Repeat the listing word for word. No pictures belong in the copy.

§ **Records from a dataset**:
══════════

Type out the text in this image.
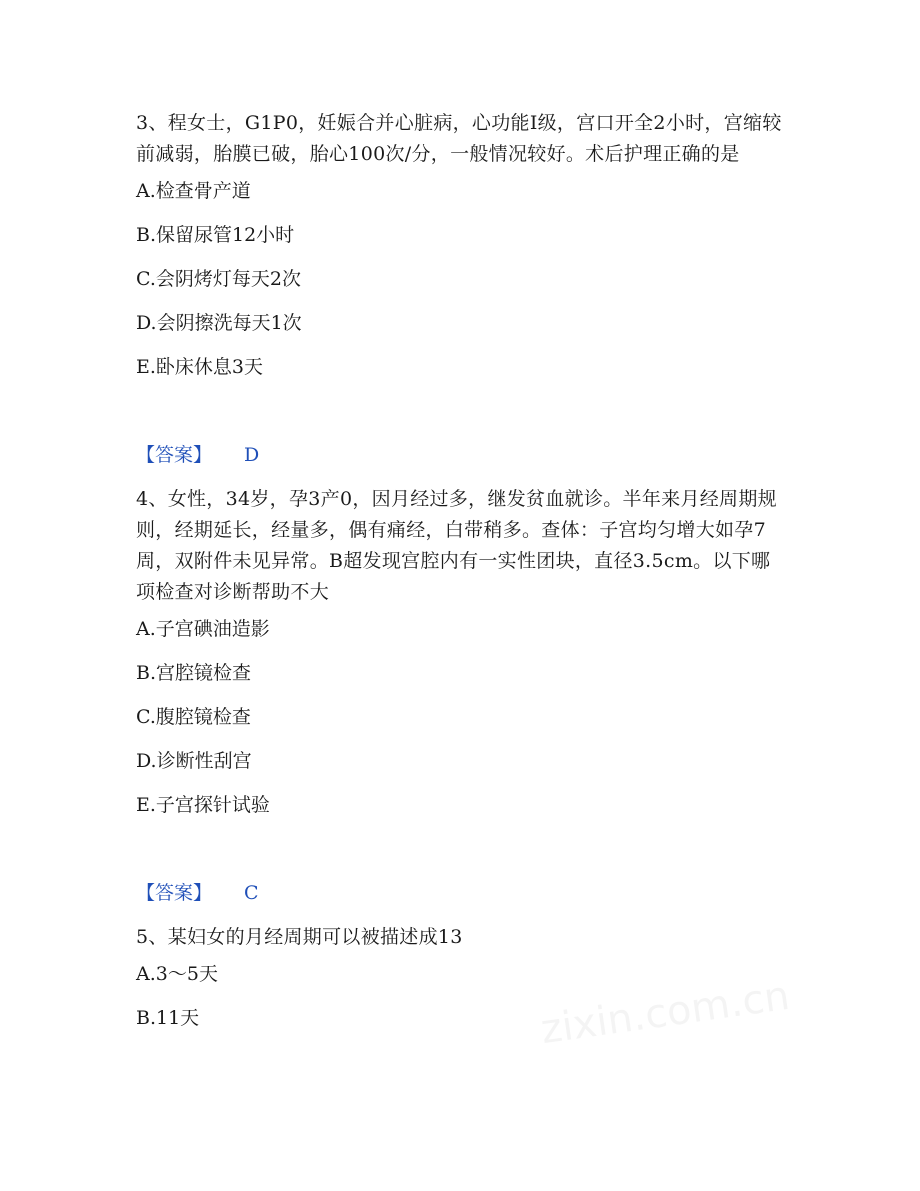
3、程女士，G1P0，妊娠合并心脏病，心功能Ⅰ级，宫口开全2小时，宫缩较前减弱，胎膜已破，胎心100次/分，一般情况较好。术后护理正确的是

A.检查骨产道
B.保留尿管12小时
C.会阴烤灯每天2次
D.会阴擦洗每天1次
E.卧床休息3天
【答案】 D

4、女性，34岁，孕3产0，因月经过多，继发贫血就诊。半年来月经周期规则，经期延长，经量多，偶有痛经，白带稍多。查体：子宫均匀增大如孕7周，双附件未见异常。B超发现宫腔内有一实性团块，直径3.5cm。以下哪项检查对诊断帮助不大

A.子宫碘油造影
B.宫腔镜检查
C.腹腔镜检查
D.诊断性刮宫
E.子宫探针试验
【答案】 C

5、某妇女的月经周期可以被描述成13

A.3～5天
B.11天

══════════

§ **EXERCISE OUTPUT**:
Type out the text in this image.
3、程女士，G1P0，妊娠合并心脏病，心功能Ⅰ级，宫口开全2小时，宫缩较前减弱，胎膜已破，胎心100次/分，一般情况较好。术后护理正确的是

A.检查骨产道
B.保留尿管12小时
C.会阴烤灯每天2次
D.会阴擦洗每天1次
E.卧床休息3天
【答案】 D

4、女性，34岁，孕3产0，因月经过多，继发贫血就诊。半年来月经周期规则，经期延长，经量多，偶有痛经，白带稍多。查体：子宫均匀增大如孕7周，双附件未见异常。B超发现宫腔内有一实性团块，直径3.5cm。以下哪项检查对诊断帮助不大

A.子宫碘油造影
B.宫腔镜检查
C.腹腔镜检查
D.诊断性刮宫
E.子宫探针试验
【答案】 C

5、某妇女的月经周期可以被描述成13

A.3～5天
B.11天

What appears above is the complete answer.